▶ _Available data_:
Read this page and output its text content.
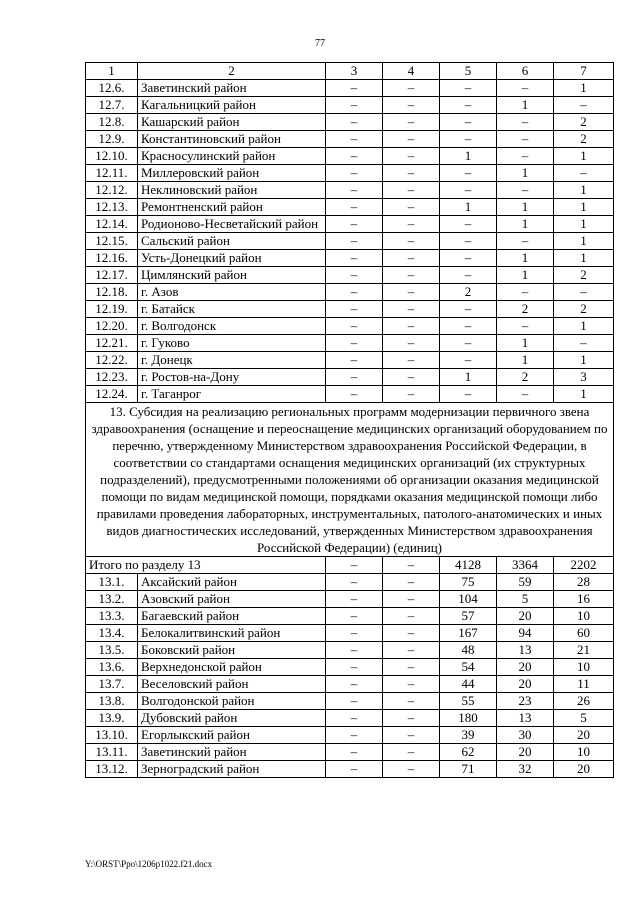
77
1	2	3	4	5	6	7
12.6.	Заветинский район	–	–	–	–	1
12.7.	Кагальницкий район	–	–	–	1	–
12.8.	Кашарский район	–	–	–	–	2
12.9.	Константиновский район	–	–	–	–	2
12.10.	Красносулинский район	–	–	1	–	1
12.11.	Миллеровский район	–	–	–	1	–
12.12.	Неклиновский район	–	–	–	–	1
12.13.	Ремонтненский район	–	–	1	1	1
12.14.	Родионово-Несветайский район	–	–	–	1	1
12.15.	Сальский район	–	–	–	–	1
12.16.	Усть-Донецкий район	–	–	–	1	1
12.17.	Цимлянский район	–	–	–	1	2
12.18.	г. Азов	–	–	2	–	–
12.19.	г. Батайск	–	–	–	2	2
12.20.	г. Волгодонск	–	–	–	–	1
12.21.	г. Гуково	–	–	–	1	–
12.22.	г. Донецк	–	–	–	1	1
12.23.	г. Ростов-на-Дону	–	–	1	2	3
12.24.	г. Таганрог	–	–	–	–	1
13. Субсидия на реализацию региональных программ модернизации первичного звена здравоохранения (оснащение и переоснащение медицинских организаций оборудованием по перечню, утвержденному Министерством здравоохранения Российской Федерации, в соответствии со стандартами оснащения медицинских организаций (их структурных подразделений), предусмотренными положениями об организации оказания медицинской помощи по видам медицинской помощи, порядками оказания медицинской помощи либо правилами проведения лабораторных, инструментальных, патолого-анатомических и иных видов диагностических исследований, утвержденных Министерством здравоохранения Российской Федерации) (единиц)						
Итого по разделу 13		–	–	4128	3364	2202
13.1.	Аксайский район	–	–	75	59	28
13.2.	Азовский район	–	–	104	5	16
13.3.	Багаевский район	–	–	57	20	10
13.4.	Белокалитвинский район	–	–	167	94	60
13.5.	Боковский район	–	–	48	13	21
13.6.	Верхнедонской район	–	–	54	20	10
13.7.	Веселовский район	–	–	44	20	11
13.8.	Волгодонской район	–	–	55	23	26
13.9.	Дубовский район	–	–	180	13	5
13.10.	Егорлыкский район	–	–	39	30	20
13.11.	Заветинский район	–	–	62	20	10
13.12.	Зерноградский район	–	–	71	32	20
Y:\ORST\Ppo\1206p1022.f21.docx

▶ _The problem_:
Transcribe the records above exactly, omitting every picture they contain.

▶ _Correct result_:
Read this page and output its text content.
77
1	2	3	4	5	6	7
12.6.	Заветинский район	–	–	–	–	1
12.7.	Кагальницкий район	–	–	–	1	–
12.8.	Кашарский район	–	–	–	–	2
12.9.	Константиновский район	–	–	–	–	2
12.10.	Красносулинский район	–	–	1	–	1
12.11.	Миллеровский район	–	–	–	1	–
12.12.	Неклиновский район	–	–	–	–	1
12.13.	Ремонтненский район	–	–	1	1	1
12.14.	Родионово-Несветайский район	–	–	–	1	1
12.15.	Сальский район	–	–	–	–	1
12.16.	Усть-Донецкий район	–	–	–	1	1
12.17.	Цимлянский район	–	–	–	1	2
12.18.	г. Азов	–	–	2	–	–
12.19.	г. Батайск	–	–	–	2	2
12.20.	г. Волгодонск	–	–	–	–	1
12.21.	г. Гуково	–	–	–	1	–
12.22.	г. Донецк	–	–	–	1	1
12.23.	г. Ростов-на-Дону	–	–	1	2	3
12.24.	г. Таганрог	–	–	–	–	1
13. Субсидия на реализацию региональных программ модернизации первичного звена здравоохранения (оснащение и переоснащение медицинских организаций оборудованием по перечню, утвержденному Министерством здравоохранения Российской Федерации, в соответствии со стандартами оснащения медицинских организаций (их структурных подразделений), предусмотренными положениями об организации оказания медицинской помощи по видам медицинской помощи, порядками оказания медицинской помощи либо правилами проведения лабораторных, инструментальных, патолого-анатомических и иных видов диагностических исследований, утвержденных Министерством здравоохранения Российской Федерации) (единиц)						
Итого по разделу 13		–	–	4128	3364	2202
13.1.	Аксайский район	–	–	75	59	28
13.2.	Азовский район	–	–	104	5	16
13.3.	Багаевский район	–	–	57	20	10
13.4.	Белокалитвинский район	–	–	167	94	60
13.5.	Боковский район	–	–	48	13	21
13.6.	Верхнедонской район	–	–	54	20	10
13.7.	Веселовский район	–	–	44	20	11
13.8.	Волгодонской район	–	–	55	23	26
13.9.	Дубовский район	–	–	180	13	5
13.10.	Егорлыкский район	–	–	39	30	20
13.11.	Заветинский район	–	–	62	20	10
13.12.	Зерноградский район	–	–	71	32	20
Y:\ORST\Ppo\1206p1022.f21.docx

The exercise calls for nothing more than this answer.